-------- Entries provided

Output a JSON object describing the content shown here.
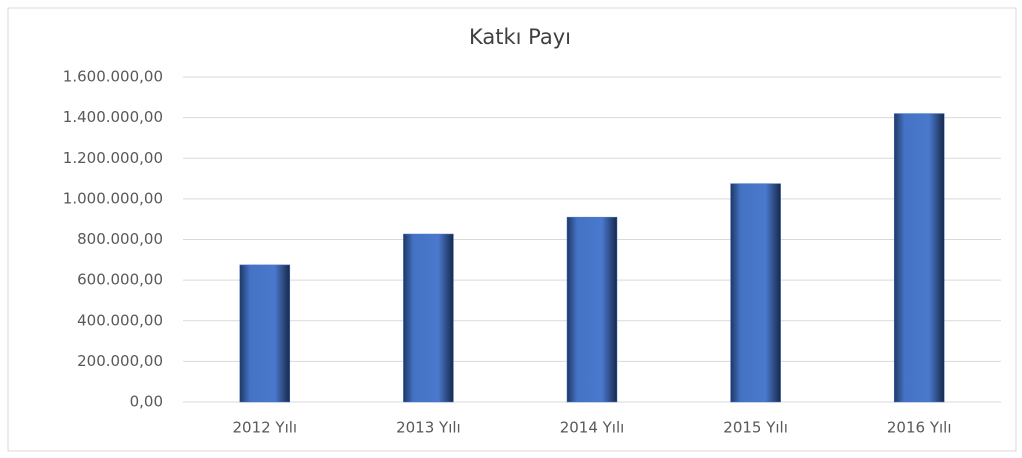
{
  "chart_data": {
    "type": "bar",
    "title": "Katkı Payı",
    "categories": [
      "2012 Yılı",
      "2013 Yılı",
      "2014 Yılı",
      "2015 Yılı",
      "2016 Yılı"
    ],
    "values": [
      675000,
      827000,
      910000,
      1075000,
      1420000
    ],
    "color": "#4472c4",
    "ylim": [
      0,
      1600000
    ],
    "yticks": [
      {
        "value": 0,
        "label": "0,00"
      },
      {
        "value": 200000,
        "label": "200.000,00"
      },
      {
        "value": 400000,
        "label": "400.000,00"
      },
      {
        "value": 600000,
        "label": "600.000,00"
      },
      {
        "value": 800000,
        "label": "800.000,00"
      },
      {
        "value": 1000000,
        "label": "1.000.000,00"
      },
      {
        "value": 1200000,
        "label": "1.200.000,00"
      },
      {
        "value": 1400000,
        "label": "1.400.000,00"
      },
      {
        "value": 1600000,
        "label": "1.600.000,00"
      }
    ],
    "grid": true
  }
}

----------------

What to do ▸ State how many lines in the records above contain the word "Yılı", giving only the number.

Final answer ▸ 5